JIWA PEMBERONTAK

Seseorang bisa bebas tanpa kebesaran,
tapi tidak seorangpun dapat besar tanpa kebebasan”
Jiwa-jiwa Pemberontak menghadiahkan pada kita makna besar akan cinta dan kehidupan. Dengan lihainya Kahlil mengaduk tatanan kata menjadi penyampaian sempurna terkait hakekat agama dan kekuasaan.
Dalam pengantar buku ini dituliskan,
Kedunguan telah mengubah ajaran suci Tuhan melalui para nabi menjadi belenggu umat beragama. Sejarah sering menjadi saksi, kekuasaan agama dan politik sering bahu membahu untuk membuat manusia menjadi dungu agar dapat dikuasai oleh ambisi-ambisi mereka.
Ada empat kisah hebat yang dirangkum dalam buku ini, Wardah Hani, Ranjang Pengantin, Jeritan dari Liang Kubur dan Khalil si Bocah Kufur. Keempat kisah tersebut mempertontonkan jiwa-jiwa suci yang menjerit dan memberontak dalam mencapai kebebasan belenggu jiwa.

....

- _SOAL_:
Tulis ulang persis bagian dari teks tentang buku Jiwa Pemberontak di atas, mulai dari "Dalam pengantar buku" sampai "kebebasan belenggu jiwa.".

- _CUPLIKAN SUMBER_:
....

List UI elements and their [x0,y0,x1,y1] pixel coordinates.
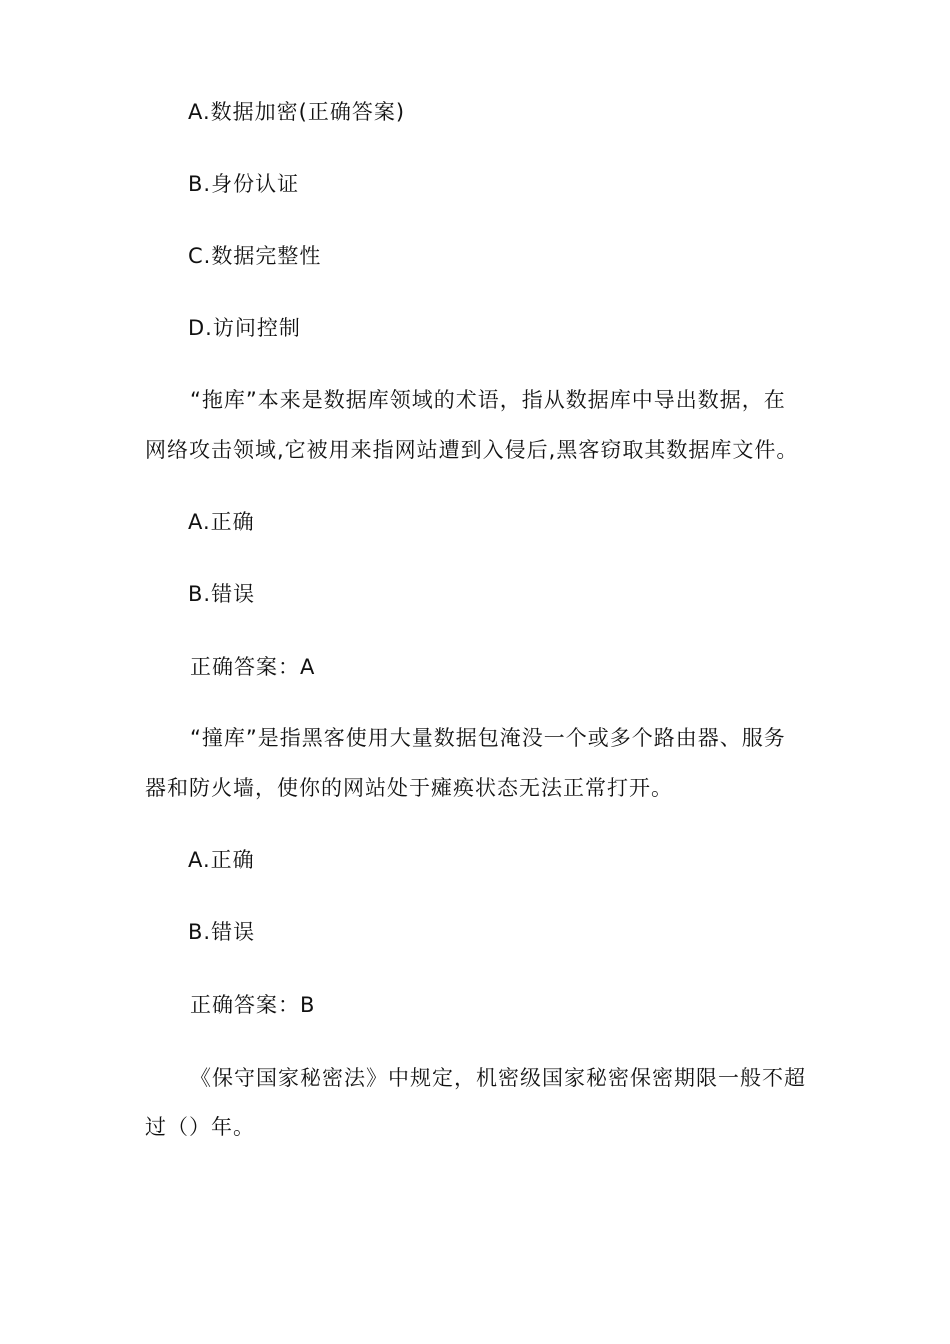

....

- _JAWABAN SOAL_:
Dalam pengantar buku ini dituliskan,
Kedunguan telah mengubah ajaran suci Tuhan melalui para nabi menjadi belenggu umat beragama. Sejarah sering menjadi saksi, kekuasaan agama dan politik sering bahu membahu untuk membuat manusia menjadi dungu agar dapat dikuasai oleh ambisi-ambisi mereka.
Ada empat kisah hebat yang dirangkum dalam buku ini, Wardah Hani, Ranjang Pengantin, Jeritan dari Liang Kubur dan Khalil si Bocah Kufur. Keempat kisah tersebut mempertontonkan jiwa-jiwa suci yang menjerit dan memberontak dalam mencapai kebebasan belenggu jiwa.